Reproduce every row from the one containing "What elements are" down through the one containing "menu-plugins[interactable]: Plugins bbox=[430, 54, 489, 75]", with "interactable" replaced by "clickable" and nothing else changed. Leave the pictures out.

▶ Data extract:
□ □ □ □

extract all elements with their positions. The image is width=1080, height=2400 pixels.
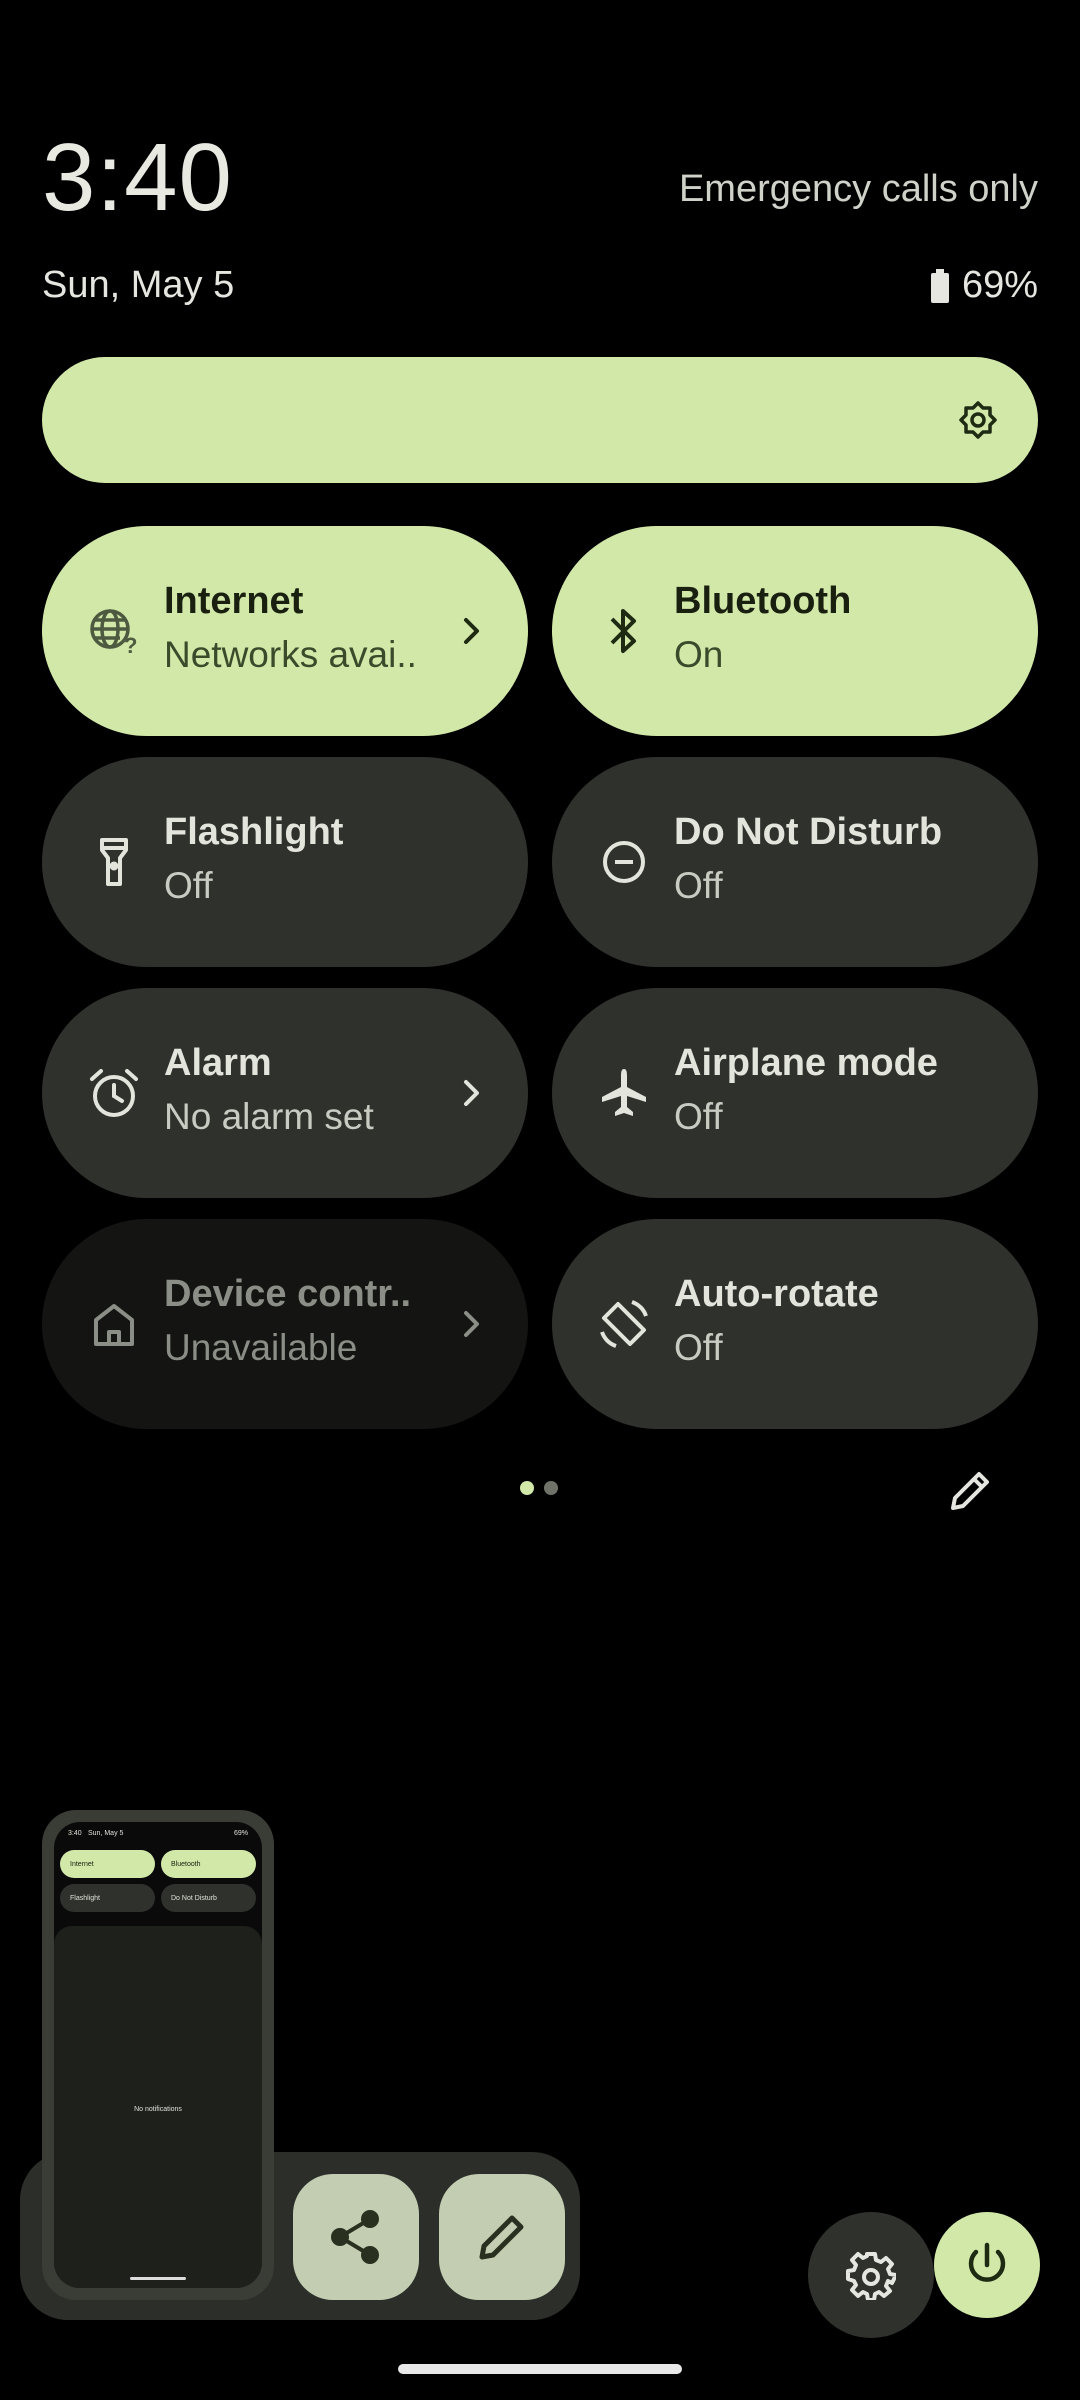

□ □ □ □

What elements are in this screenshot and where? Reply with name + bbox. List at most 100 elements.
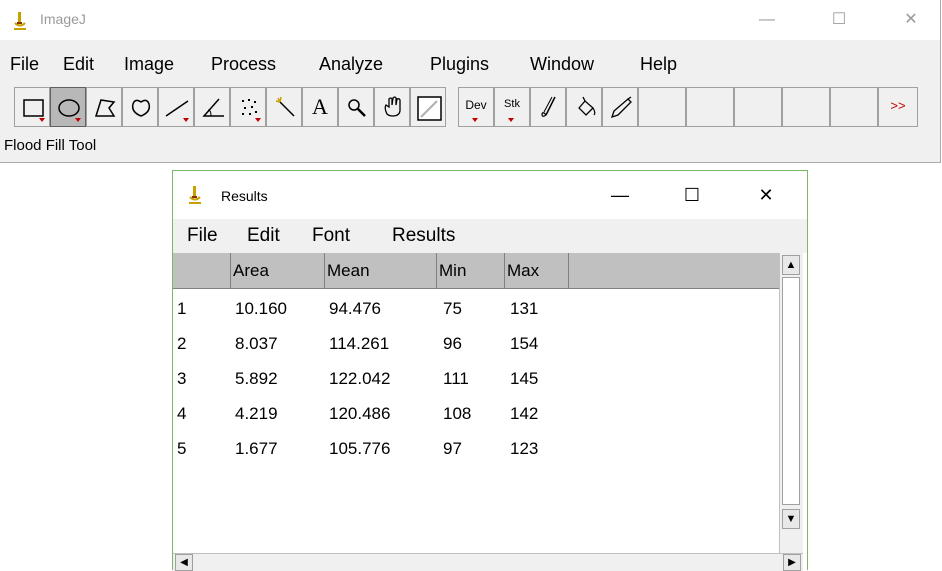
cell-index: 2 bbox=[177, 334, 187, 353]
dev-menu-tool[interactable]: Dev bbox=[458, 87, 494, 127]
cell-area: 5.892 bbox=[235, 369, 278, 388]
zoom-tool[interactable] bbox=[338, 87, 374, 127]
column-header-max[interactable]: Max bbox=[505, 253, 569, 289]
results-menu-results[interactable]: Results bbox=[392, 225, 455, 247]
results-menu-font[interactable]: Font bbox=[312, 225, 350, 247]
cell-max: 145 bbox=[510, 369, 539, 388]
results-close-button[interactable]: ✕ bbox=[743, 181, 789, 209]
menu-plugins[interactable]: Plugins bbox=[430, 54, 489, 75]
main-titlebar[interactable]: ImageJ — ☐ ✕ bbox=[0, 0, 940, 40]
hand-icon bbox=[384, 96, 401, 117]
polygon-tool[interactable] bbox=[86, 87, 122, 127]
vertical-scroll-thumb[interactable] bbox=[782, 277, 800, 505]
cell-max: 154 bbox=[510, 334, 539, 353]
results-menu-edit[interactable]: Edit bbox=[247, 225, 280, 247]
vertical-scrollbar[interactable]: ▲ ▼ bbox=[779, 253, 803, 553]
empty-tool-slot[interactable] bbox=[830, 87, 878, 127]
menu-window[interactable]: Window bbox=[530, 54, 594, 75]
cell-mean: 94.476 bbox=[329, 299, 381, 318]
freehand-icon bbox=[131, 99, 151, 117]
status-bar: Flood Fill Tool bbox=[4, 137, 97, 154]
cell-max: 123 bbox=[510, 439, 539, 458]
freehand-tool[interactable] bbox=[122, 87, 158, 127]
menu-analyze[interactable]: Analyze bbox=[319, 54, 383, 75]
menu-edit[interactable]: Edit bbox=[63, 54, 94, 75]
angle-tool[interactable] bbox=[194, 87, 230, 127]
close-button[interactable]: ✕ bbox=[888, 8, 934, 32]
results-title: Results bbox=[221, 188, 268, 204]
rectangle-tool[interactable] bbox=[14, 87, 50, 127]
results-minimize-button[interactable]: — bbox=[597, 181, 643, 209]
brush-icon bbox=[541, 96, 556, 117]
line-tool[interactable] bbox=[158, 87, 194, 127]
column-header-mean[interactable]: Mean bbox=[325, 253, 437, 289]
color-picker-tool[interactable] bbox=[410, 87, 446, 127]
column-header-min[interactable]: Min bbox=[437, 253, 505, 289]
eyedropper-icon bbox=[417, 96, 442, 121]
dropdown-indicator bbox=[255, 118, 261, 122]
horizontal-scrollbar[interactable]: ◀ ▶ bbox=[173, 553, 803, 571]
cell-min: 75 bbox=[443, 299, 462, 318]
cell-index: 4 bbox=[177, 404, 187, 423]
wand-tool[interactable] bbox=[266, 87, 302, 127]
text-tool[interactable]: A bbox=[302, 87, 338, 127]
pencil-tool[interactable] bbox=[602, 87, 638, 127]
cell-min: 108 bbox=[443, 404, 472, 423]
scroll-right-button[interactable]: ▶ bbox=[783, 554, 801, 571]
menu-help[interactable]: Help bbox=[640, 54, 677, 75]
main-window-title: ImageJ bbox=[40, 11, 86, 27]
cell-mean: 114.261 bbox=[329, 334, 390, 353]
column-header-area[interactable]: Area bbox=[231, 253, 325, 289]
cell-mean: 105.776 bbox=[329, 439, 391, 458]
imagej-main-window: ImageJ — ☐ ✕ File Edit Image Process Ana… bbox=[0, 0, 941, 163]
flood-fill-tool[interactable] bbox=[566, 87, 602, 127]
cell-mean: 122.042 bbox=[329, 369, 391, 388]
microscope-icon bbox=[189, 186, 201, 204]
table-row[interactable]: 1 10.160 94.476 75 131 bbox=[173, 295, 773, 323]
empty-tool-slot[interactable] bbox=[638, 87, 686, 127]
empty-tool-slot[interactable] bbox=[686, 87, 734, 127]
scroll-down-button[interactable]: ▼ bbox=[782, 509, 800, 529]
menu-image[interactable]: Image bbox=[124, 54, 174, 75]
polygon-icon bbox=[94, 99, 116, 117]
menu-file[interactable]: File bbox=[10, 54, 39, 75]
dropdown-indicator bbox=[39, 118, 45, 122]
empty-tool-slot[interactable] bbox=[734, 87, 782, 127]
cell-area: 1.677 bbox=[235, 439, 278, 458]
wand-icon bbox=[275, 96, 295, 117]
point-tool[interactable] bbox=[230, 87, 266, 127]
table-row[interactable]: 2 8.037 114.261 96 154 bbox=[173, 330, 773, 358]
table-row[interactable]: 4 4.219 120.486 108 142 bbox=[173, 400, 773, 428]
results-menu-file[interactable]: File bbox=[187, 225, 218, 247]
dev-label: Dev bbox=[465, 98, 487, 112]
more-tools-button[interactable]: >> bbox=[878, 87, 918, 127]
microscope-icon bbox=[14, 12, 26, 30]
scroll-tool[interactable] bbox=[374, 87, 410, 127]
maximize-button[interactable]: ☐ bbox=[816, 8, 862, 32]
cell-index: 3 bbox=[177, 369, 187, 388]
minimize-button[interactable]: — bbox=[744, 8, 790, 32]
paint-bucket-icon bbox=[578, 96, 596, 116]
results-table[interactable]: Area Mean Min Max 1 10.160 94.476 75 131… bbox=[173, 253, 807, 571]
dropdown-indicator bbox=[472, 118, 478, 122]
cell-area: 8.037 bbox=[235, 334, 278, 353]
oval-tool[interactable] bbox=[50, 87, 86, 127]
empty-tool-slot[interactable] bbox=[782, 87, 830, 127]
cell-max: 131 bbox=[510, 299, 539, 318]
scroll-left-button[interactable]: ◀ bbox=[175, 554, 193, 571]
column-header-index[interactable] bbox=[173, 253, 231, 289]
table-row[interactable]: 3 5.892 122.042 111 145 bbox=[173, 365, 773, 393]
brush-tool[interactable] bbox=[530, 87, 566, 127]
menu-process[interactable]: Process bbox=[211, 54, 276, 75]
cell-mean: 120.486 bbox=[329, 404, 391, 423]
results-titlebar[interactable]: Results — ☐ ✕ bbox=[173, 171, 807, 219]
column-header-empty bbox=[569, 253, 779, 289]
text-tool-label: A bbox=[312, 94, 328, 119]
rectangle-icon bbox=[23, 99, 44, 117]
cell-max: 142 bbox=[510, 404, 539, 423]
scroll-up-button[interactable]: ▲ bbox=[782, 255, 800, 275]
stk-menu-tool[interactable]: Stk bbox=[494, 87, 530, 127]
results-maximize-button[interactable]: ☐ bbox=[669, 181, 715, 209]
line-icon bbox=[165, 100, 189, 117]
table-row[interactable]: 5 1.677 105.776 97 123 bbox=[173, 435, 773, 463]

□ □ □ □

▶ Answer for this exercise:
What elements are in this screenshot and where? Reply with name + bbox. List at most 100 elements.
cell-index: 2 bbox=[177, 334, 187, 353]
dev-menu-tool[clickable]: Dev bbox=[458, 87, 494, 127]
cell-area: 5.892 bbox=[235, 369, 278, 388]
zoom-tool[clickable] bbox=[338, 87, 374, 127]
column-header-max[clickable]: Max bbox=[505, 253, 569, 289]
results-menu-results[clickable]: Results bbox=[392, 225, 455, 247]
results-menu-font[clickable]: Font bbox=[312, 225, 350, 247]
cell-max: 145 bbox=[510, 369, 539, 388]
results-close-button[clickable]: ✕ bbox=[743, 181, 789, 209]
menu-plugins[clickable]: Plugins bbox=[430, 54, 489, 75]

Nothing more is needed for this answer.